Could you output each line of the data that follows exactly?

>>>>>

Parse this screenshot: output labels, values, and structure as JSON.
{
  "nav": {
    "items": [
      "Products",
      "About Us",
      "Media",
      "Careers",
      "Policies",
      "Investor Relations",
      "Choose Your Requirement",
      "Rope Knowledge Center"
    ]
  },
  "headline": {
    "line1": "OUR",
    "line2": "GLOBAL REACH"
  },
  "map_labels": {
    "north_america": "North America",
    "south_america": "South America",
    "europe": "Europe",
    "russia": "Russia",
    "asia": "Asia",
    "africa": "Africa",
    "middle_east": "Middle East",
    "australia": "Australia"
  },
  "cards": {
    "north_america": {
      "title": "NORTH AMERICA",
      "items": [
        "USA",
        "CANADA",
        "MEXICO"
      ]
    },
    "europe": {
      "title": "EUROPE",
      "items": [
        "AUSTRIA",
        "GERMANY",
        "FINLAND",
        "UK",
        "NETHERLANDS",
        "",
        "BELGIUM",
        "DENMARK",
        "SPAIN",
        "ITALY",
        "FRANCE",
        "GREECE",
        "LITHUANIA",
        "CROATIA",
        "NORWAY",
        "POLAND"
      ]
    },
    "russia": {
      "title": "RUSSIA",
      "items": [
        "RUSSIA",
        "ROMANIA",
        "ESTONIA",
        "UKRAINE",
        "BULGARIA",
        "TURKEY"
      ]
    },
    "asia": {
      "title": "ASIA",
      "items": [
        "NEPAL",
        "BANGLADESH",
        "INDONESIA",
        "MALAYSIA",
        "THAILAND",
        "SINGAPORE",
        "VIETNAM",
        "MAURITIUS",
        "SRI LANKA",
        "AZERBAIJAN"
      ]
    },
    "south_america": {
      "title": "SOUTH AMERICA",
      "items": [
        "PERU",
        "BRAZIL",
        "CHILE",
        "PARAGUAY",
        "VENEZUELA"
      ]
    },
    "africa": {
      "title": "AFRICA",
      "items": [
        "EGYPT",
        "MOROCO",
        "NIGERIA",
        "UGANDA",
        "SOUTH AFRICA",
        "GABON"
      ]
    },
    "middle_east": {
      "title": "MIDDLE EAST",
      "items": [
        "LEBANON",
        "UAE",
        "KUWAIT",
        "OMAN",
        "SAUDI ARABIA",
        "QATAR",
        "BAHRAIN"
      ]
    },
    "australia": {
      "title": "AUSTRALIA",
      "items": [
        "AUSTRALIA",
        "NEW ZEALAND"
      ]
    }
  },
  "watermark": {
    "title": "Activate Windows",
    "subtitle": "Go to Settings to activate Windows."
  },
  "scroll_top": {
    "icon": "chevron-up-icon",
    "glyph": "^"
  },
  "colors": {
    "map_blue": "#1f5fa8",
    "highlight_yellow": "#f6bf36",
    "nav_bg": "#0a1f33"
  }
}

<<<<<

TASK RESULT
Parse this screenshot: output labels, values, and structure as JSON.
{
  "nav": {
    "items": [
      "Products",
      "About Us",
      "Media",
      "Careers",
      "Policies",
      "Investor Relations",
      "Choose Your Requirement",
      "Rope Knowledge Center"
    ]
  },
  "headline": {
    "line1": "OUR",
    "line2": "GLOBAL REACH"
  },
  "map_labels": {
    "north_america": "North America",
    "south_america": "South America",
    "europe": "Europe",
    "russia": "Russia",
    "asia": "Asia",
    "africa": "Africa",
    "middle_east": "Middle East",
    "australia": "Australia"
  },
  "cards": {
    "north_america": {
      "title": "NORTH AMERICA",
      "items": [
        "USA",
        "CANADA",
        "MEXICO"
      ]
    },
    "europe": {
      "title": "EUROPE",
      "items": [
        "AUSTRIA",
        "GERMANY",
        "FINLAND",
        "UK",
        "NETHERLANDS",
        "",
        "BELGIUM",
        "DENMARK",
        "SPAIN",
        "ITALY",
        "FRANCE",
        "GREECE",
        "LITHUANIA",
        "CROATIA",
        "NORWAY",
        "POLAND"
      ]
    },
    "russia": {
      "title": "RUSSIA",
      "items": [
        "RUSSIA",
        "ROMANIA",
        "ESTONIA",
        "UKRAINE",
        "BULGARIA",
        "TURKEY"
      ]
    },
    "asia": {
      "title": "ASIA",
      "items": [
        "NEPAL",
        "BANGLADESH",
        "INDONESIA",
        "MALAYSIA",
        "THAILAND",
        "SINGAPORE",
        "VIETNAM",
        "MAURITIUS",
        "SRI LANKA",
        "AZERBAIJAN"
      ]
    },
    "south_america": {
      "title": "SOUTH AMERICA",
      "items": [
        "PERU",
        "BRAZIL",
        "CHILE",
        "PARAGUAY",
        "VENEZUELA"
      ]
    },
    "africa": {
      "title": "AFRICA",
      "items": [
        "EGYPT",
        "MOROCO",
        "NIGERIA",
        "UGANDA",
        "SOUTH AFRICA",
        "GABON"
      ]
    },
    "middle_east": {
      "title": "MIDDLE EAST",
      "items": [
        "LEBANON",
        "UAE",
        "KUWAIT",
        "OMAN",
        "SAUDI ARABIA",
        "QATAR",
        "BAHRAIN"
      ]
    },
    "australia": {
      "title": "AUSTRALIA",
      "items": [
        "AUSTRALIA",
        "NEW ZEALAND"
      ]
    }
  },
  "watermark": {
    "title": "Activate Windows",
    "subtitle": "Go to Settings to activate Windows."
  },
  "scroll_top": {
    "icon": "chevron-up-icon",
    "glyph": "^"
  },
  "colors": {
    "map_blue": "#1f5fa8",
    "highlight_yellow": "#f6bf36",
    "nav_bg": "#0a1f33"
  }
}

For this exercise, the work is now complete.